▶ **EXERCISE DIRECTIONS**: Please copy out, word for word, the entries from their first line through the line containing "The fitting 162 is at (30, 353).", including both of those lines.

----------------------------------------

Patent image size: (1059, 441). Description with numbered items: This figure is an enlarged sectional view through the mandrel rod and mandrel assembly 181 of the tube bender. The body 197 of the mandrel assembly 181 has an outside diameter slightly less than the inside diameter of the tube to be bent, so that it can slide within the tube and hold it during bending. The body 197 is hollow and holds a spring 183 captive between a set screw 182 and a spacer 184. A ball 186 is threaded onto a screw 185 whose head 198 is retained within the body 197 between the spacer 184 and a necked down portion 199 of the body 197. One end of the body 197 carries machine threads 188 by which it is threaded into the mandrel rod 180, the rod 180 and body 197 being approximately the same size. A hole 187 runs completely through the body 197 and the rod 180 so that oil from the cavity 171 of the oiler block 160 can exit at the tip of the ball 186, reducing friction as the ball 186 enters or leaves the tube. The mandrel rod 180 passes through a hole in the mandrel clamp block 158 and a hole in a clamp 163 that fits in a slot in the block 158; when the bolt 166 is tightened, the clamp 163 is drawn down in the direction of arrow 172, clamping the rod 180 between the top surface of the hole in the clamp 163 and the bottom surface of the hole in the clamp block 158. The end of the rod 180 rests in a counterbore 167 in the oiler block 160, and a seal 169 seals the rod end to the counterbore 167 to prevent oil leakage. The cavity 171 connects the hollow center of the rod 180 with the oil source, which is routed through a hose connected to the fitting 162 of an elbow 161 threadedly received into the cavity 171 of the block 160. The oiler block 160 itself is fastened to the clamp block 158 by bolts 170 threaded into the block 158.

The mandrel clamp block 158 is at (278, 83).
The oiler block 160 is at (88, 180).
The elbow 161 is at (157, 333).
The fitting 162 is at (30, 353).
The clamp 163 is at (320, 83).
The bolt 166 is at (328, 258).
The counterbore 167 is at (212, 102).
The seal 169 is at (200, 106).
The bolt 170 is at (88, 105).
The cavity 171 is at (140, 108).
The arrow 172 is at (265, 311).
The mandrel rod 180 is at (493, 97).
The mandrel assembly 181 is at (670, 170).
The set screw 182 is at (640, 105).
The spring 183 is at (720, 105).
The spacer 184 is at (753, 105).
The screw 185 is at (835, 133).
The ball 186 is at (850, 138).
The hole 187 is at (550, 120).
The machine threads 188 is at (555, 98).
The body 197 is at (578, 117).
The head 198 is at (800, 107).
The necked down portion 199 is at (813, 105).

----------------------------------------

▶ **FULL SOLUTION**:
Patent image size: (1059, 441). Description with numbered items: This figure is an enlarged sectional view through the mandrel rod and mandrel assembly 181 of the tube bender. The body 197 of the mandrel assembly 181 has an outside diameter slightly less than the inside diameter of the tube to be bent, so that it can slide within the tube and hold it during bending. The body 197 is hollow and holds a spring 183 captive between a set screw 182 and a spacer 184. A ball 186 is threaded onto a screw 185 whose head 198 is retained within the body 197 between the spacer 184 and a necked down portion 199 of the body 197. One end of the body 197 carries machine threads 188 by which it is threaded into the mandrel rod 180, the rod 180 and body 197 being approximately the same size. A hole 187 runs completely through the body 197 and the rod 180 so that oil from the cavity 171 of the oiler block 160 can exit at the tip of the ball 186, reducing friction as the ball 186 enters or leaves the tube. The mandrel rod 180 passes through a hole in the mandrel clamp block 158 and a hole in a clamp 163 that fits in a slot in the block 158; when the bolt 166 is tightened, the clamp 163 is drawn down in the direction of arrow 172, clamping the rod 180 between the top surface of the hole in the clamp 163 and the bottom surface of the hole in the clamp block 158. The end of the rod 180 rests in a counterbore 167 in the oiler block 160, and a seal 169 seals the rod end to the counterbore 167 to prevent oil leakage. The cavity 171 connects the hollow center of the rod 180 with the oil source, which is routed through a hose connected to the fitting 162 of an elbow 161 threadedly received into the cavity 171 of the block 160. The oiler block 160 itself is fastened to the clamp block 158 by bolts 170 threaded into the block 158.

The mandrel clamp block 158 is at (278, 83).
The oiler block 160 is at (88, 180).
The elbow 161 is at (157, 333).
The fitting 162 is at (30, 353).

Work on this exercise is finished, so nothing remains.